• [TASK OBJECTIVE]
Take the material below and retype it in full; pictures are left out.

──────

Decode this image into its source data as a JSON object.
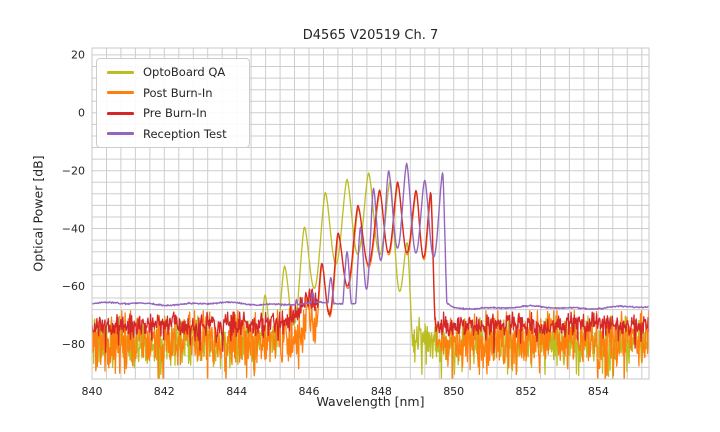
{
  "figure": {
    "background": "#ffffff",
    "text_color": "#262626",
    "grid_color": "#cdcdcd",
    "axes_border_color": "#c8c8c8"
  },
  "chart_data": {
    "type": "line",
    "title": "D4565 V20519 Ch. 7",
    "xlabel": "Wavelength [nm]",
    "ylabel": "Optical Power [dB]",
    "xlim": [
      840.0,
      855.4
    ],
    "ylim": [
      -92.0,
      22.4
    ],
    "xticks": [
      840,
      842,
      844,
      846,
      848,
      850,
      852,
      854
    ],
    "yticks": [
      20,
      0,
      -20,
      -40,
      -60,
      -80
    ],
    "minor_grid_step_nm": 0.4,
    "minor_grid_step_db": 4,
    "grid": true,
    "legend_position": "upper left",
    "series": [
      {
        "name": "OptoBoard QA",
        "color": "#bcbd22",
        "style": "noisy",
        "seed": 101,
        "line_width": 1.3,
        "noise_floor_db": -79.5,
        "noise_std_db": 4.2,
        "spike_probability": 0.05,
        "spike_depth_db": 11,
        "dip_depth_db": 27,
        "modes": [
          [
            844.3,
            -72.0
          ],
          [
            844.78,
            -63.0
          ],
          [
            845.32,
            -53.0
          ],
          [
            845.87,
            -39.5
          ],
          [
            846.45,
            -27.5
          ],
          [
            847.05,
            -23.0
          ],
          [
            847.65,
            -20.8
          ],
          [
            848.25,
            -23.3
          ],
          [
            848.72,
            -45.0
          ],
          [
            849.1,
            -75.0
          ]
        ]
      },
      {
        "name": "Post Burn-In",
        "color": "#ff7f0e",
        "style": "noisy",
        "seed": 202,
        "line_width": 1.3,
        "noise_floor_db": -79.0,
        "noise_std_db": 4.8,
        "spike_probability": 0.08,
        "spike_depth_db": 13,
        "noise_bump": {
          "nm": 845.95,
          "amp": 4.0,
          "width": 0.45
        },
        "dip_depth_db": 23,
        "modes": [
          [
            845.92,
            -63.0
          ],
          [
            846.36,
            -52.5
          ],
          [
            846.81,
            -42.2
          ],
          [
            847.36,
            -33.0
          ],
          [
            847.96,
            -27.6
          ],
          [
            848.46,
            -24.5
          ],
          [
            848.97,
            -27.5
          ],
          [
            849.38,
            -28.0
          ],
          [
            849.63,
            -80.0
          ]
        ]
      },
      {
        "name": "Pre Burn-In",
        "color": "#d62728",
        "style": "noisy",
        "seed": 303,
        "line_width": 1.3,
        "noise_floor_db": -73.5,
        "noise_std_db": 2.1,
        "spike_probability": 0.04,
        "spike_depth_db": 8,
        "noise_bump": {
          "nm": 846.05,
          "amp": 8.0,
          "width": 0.5
        },
        "dip_depth_db": 23,
        "modes": [
          [
            845.9,
            -62.0
          ],
          [
            846.35,
            -52.0
          ],
          [
            846.8,
            -41.5
          ],
          [
            847.35,
            -32.0
          ],
          [
            847.95,
            -26.7
          ],
          [
            848.45,
            -23.8
          ],
          [
            848.96,
            -26.8
          ],
          [
            849.37,
            -27.2
          ],
          [
            849.63,
            -80.0
          ]
        ]
      },
      {
        "name": "Reception Test",
        "color": "#9467bd",
        "style": "smooth",
        "seed": 404,
        "line_width": 1.4,
        "baseline_left_db": -66.0,
        "baseline_right_db": -67.3,
        "cliff_nm": 849.88,
        "dip_depth_db": 28,
        "modes": [
          [
            845.2,
            -67.0
          ],
          [
            845.65,
            -64.5
          ],
          [
            846.1,
            -62.0
          ],
          [
            846.6,
            -57.0
          ],
          [
            847.05,
            -48.0
          ],
          [
            847.42,
            -39.5
          ],
          [
            847.78,
            -26.0
          ],
          [
            848.2,
            -20.0
          ],
          [
            848.7,
            -17.5
          ],
          [
            849.2,
            -23.3
          ],
          [
            849.7,
            -20.4
          ],
          [
            850.02,
            -88.0
          ]
        ]
      }
    ]
  }
}
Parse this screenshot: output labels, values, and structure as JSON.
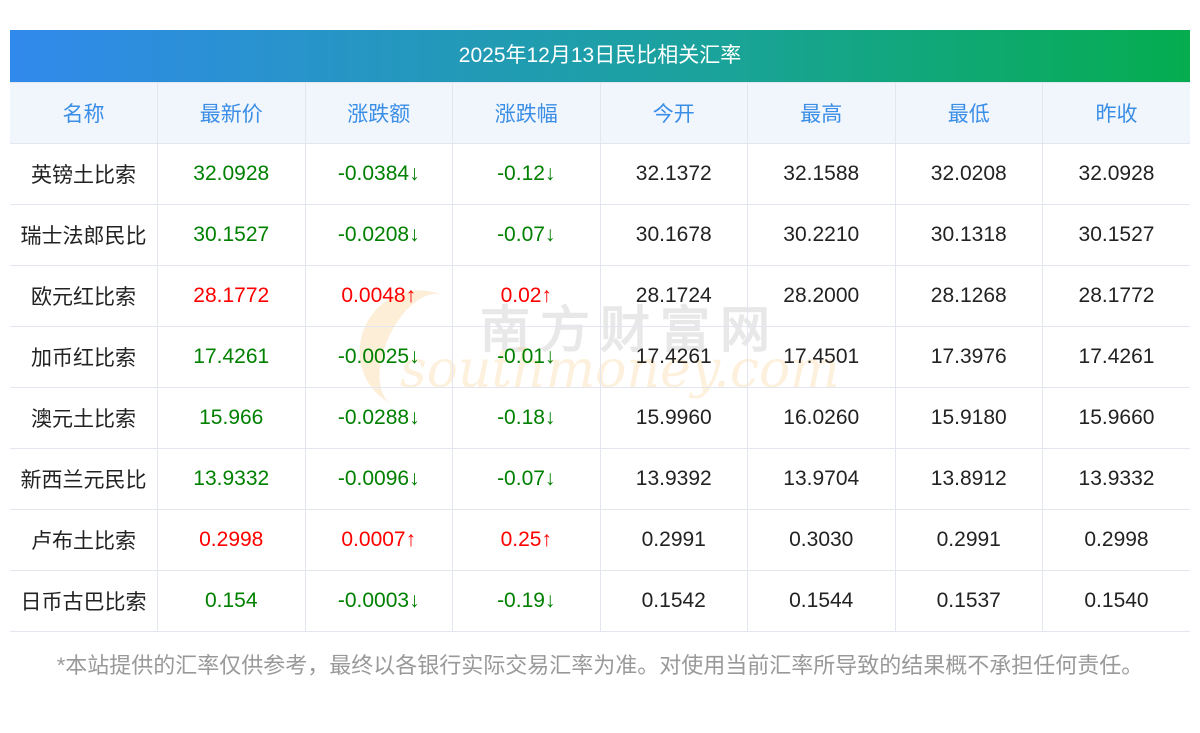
{
  "title": "2025年12月13日民比相关汇率",
  "headers": [
    "名称",
    "最新价",
    "涨跌额",
    "涨跌幅",
    "今开",
    "最高",
    "最低",
    "昨收"
  ],
  "rows": [
    {
      "name": "英镑土比索",
      "price": "32.0928",
      "change": "-0.0384↓",
      "pct": "-0.12↓",
      "open": "32.1372",
      "high": "32.1588",
      "low": "32.0208",
      "prev": "32.0928",
      "dir": "down"
    },
    {
      "name": "瑞士法郎民比",
      "price": "30.1527",
      "change": "-0.0208↓",
      "pct": "-0.07↓",
      "open": "30.1678",
      "high": "30.2210",
      "low": "30.1318",
      "prev": "30.1527",
      "dir": "down"
    },
    {
      "name": "欧元红比索",
      "price": "28.1772",
      "change": "0.0048↑",
      "pct": "0.02↑",
      "open": "28.1724",
      "high": "28.2000",
      "low": "28.1268",
      "prev": "28.1772",
      "dir": "up"
    },
    {
      "name": "加币红比索",
      "price": "17.4261",
      "change": "-0.0025↓",
      "pct": "-0.01↓",
      "open": "17.4261",
      "high": "17.4501",
      "low": "17.3976",
      "prev": "17.4261",
      "dir": "down"
    },
    {
      "name": "澳元土比索",
      "price": "15.966",
      "change": "-0.0288↓",
      "pct": "-0.18↓",
      "open": "15.9960",
      "high": "16.0260",
      "low": "15.9180",
      "prev": "15.9660",
      "dir": "down"
    },
    {
      "name": "新西兰元民比",
      "price": "13.9332",
      "change": "-0.0096↓",
      "pct": "-0.07↓",
      "open": "13.9392",
      "high": "13.9704",
      "low": "13.8912",
      "prev": "13.9332",
      "dir": "down"
    },
    {
      "name": "卢布土比索",
      "price": "0.2998",
      "change": "0.0007↑",
      "pct": "0.25↑",
      "open": "0.2991",
      "high": "0.3030",
      "low": "0.2991",
      "prev": "0.2998",
      "dir": "up"
    },
    {
      "name": "日币古巴比索",
      "price": "0.154",
      "change": "-0.0003↓",
      "pct": "-0.19↓",
      "open": "0.1542",
      "high": "0.1544",
      "low": "0.1537",
      "prev": "0.1540",
      "dir": "down"
    }
  ],
  "footer": "*本站提供的汇率仅供参考，最终以各银行实际交易汇率为准。对使用当前汇率所导致的结果概不承担任何责任。",
  "watermark": {
    "cn": "南方财富网",
    "en": "southmoney.com"
  },
  "colors": {
    "up": "#ff0000",
    "down": "#008000",
    "header_text": "#3a8ee6"
  }
}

──────

• [RESULT BELOW]
Decode this image into its source data as a JSON object.
{
  "figure": {
    "background": "#ffffff",
    "text_color": "#262626",
    "grid_color": "#cdcdcd",
    "axes_border_color": "#c8c8c8"
  },
  "chart_data": {
    "type": "line",
    "title": "D4565 V20519 Ch. 7",
    "xlabel": "Wavelength [nm]",
    "ylabel": "Optical Power [dB]",
    "xlim": [
      840.0,
      855.4
    ],
    "ylim": [
      -92.0,
      22.4
    ],
    "xticks": [
      840,
      842,
      844,
      846,
      848,
      850,
      852,
      854
    ],
    "yticks": [
      20,
      0,
      -20,
      -40,
      -60,
      -80
    ],
    "minor_grid_step_nm": 0.4,
    "minor_grid_step_db": 4,
    "grid": true,
    "legend_position": "upper left",
    "series": [
      {
        "name": "OptoBoard QA",
        "color": "#bcbd22",
        "style": "noisy",
        "seed": 101,
        "line_width": 1.3,
        "noise_floor_db": -79.5,
        "noise_std_db": 4.2,
        "spike_probability": 0.05,
        "spike_depth_db": 11,
        "dip_depth_db": 27,
        "modes": [
          [
            844.3,
            -72.0
          ],
          [
            844.78,
            -63.0
          ],
          [
            845.32,
            -53.0
          ],
          [
            845.87,
            -39.5
          ],
          [
            846.45,
            -27.5
          ],
          [
            847.05,
            -23.0
          ],
          [
            847.65,
            -20.8
          ],
          [
            848.25,
            -23.3
          ],
          [
            848.72,
            -45.0
          ],
          [
            849.1,
            -75.0
          ]
        ]
      },
      {
        "name": "Post Burn-In",
        "color": "#ff7f0e",
        "style": "noisy",
        "seed": 202,
        "line_width": 1.3,
        "noise_floor_db": -79.0,
        "noise_std_db": 4.8,
        "spike_probability": 0.08,
        "spike_depth_db": 13,
        "noise_bump": {
          "nm": 845.95,
          "amp": 4.0,
          "width": 0.45
        },
        "dip_depth_db": 23,
        "modes": [
          [
            845.92,
            -63.0
          ],
          [
            846.36,
            -52.5
          ],
          [
            846.81,
            -42.2
          ],
          [
            847.36,
            -33.0
          ],
          [
            847.96,
            -27.6
          ],
          [
            848.46,
            -24.5
          ],
          [
            848.97,
            -27.5
          ],
          [
            849.38,
            -28.0
          ],
          [
            849.63,
            -80.0
          ]
        ]
      },
      {
        "name": "Pre Burn-In",
        "color": "#d62728",
        "style": "noisy",
        "seed": 303,
        "line_width": 1.3,
        "noise_floor_db": -73.5,
        "noise_std_db": 2.1,
        "spike_probability": 0.04,
        "spike_depth_db": 8,
        "noise_bump": {
          "nm": 846.05,
          "amp": 8.0,
          "width": 0.5
        },
        "dip_depth_db": 23,
        "modes": [
          [
            845.9,
            -62.0
          ],
          [
            846.35,
            -52.0
          ],
          [
            846.8,
            -41.5
          ],
          [
            847.35,
            -32.0
          ],
          [
            847.95,
            -26.7
          ],
          [
            848.45,
            -23.8
          ],
          [
            848.96,
            -26.8
          ],
          [
            849.37,
            -27.2
          ],
          [
            849.63,
            -80.0
          ]
        ]
      },
      {
        "name": "Reception Test",
        "color": "#9467bd",
        "style": "smooth",
        "seed": 404,
        "line_width": 1.4,
        "baseline_left_db": -66.0,
        "baseline_right_db": -67.3,
        "cliff_nm": 849.88,
        "dip_depth_db": 28,
        "modes": [
          [
            845.2,
            -67.0
          ],
          [
            845.65,
            -64.5
          ],
          [
            846.1,
            -62.0
          ],
          [
            846.6,
            -57.0
          ],
          [
            847.05,
            -48.0
          ],
          [
            847.42,
            -39.5
          ],
          [
            847.78,
            -26.0
          ],
          [
            848.2,
            -20.0
          ],
          [
            848.7,
            -17.5
          ],
          [
            849.2,
            -23.3
          ],
          [
            849.7,
            -20.4
          ],
          [
            850.02,
            -88.0
          ]
        ]
      }
    ]
  }
}
Parse this screenshot: output labels, values, and structure as JSON.
{
  "title": "2025年12月13日民比相关汇率",
  "headers": [
    "名称",
    "最新价",
    "涨跌额",
    "涨跌幅",
    "今开",
    "最高",
    "最低",
    "昨收"
  ],
  "rows": [
    {
      "name": "英镑土比索",
      "price": "32.0928",
      "change": "-0.0384↓",
      "pct": "-0.12↓",
      "open": "32.1372",
      "high": "32.1588",
      "low": "32.0208",
      "prev": "32.0928",
      "dir": "down"
    },
    {
      "name": "瑞士法郎民比",
      "price": "30.1527",
      "change": "-0.0208↓",
      "pct": "-0.07↓",
      "open": "30.1678",
      "high": "30.2210",
      "low": "30.1318",
      "prev": "30.1527",
      "dir": "down"
    },
    {
      "name": "欧元红比索",
      "price": "28.1772",
      "change": "0.0048↑",
      "pct": "0.02↑",
      "open": "28.1724",
      "high": "28.2000",
      "low": "28.1268",
      "prev": "28.1772",
      "dir": "up"
    },
    {
      "name": "加币红比索",
      "price": "17.4261",
      "change": "-0.0025↓",
      "pct": "-0.01↓",
      "open": "17.4261",
      "high": "17.4501",
      "low": "17.3976",
      "prev": "17.4261",
      "dir": "down"
    },
    {
      "name": "澳元土比索",
      "price": "15.966",
      "change": "-0.0288↓",
      "pct": "-0.18↓",
      "open": "15.9960",
      "high": "16.0260",
      "low": "15.9180",
      "prev": "15.9660",
      "dir": "down"
    },
    {
      "name": "新西兰元民比",
      "price": "13.9332",
      "change": "-0.0096↓",
      "pct": "-0.07↓",
      "open": "13.9392",
      "high": "13.9704",
      "low": "13.8912",
      "prev": "13.9332",
      "dir": "down"
    },
    {
      "name": "卢布土比索",
      "price": "0.2998",
      "change": "0.0007↑",
      "pct": "0.25↑",
      "open": "0.2991",
      "high": "0.3030",
      "low": "0.2991",
      "prev": "0.2998",
      "dir": "up"
    },
    {
      "name": "日币古巴比索",
      "price": "0.154",
      "change": "-0.0003↓",
      "pct": "-0.19↓",
      "open": "0.1542",
      "high": "0.1544",
      "low": "0.1537",
      "prev": "0.1540",
      "dir": "down"
    }
  ],
  "footer": "*本站提供的汇率仅供参考，最终以各银行实际交易汇率为准。对使用当前汇率所导致的结果概不承担任何责任。",
  "watermark": {
    "cn": "南方财富网",
    "en": "southmoney.com"
  },
  "colors": {
    "up": "#ff0000",
    "down": "#008000",
    "header_text": "#3a8ee6"
  }
}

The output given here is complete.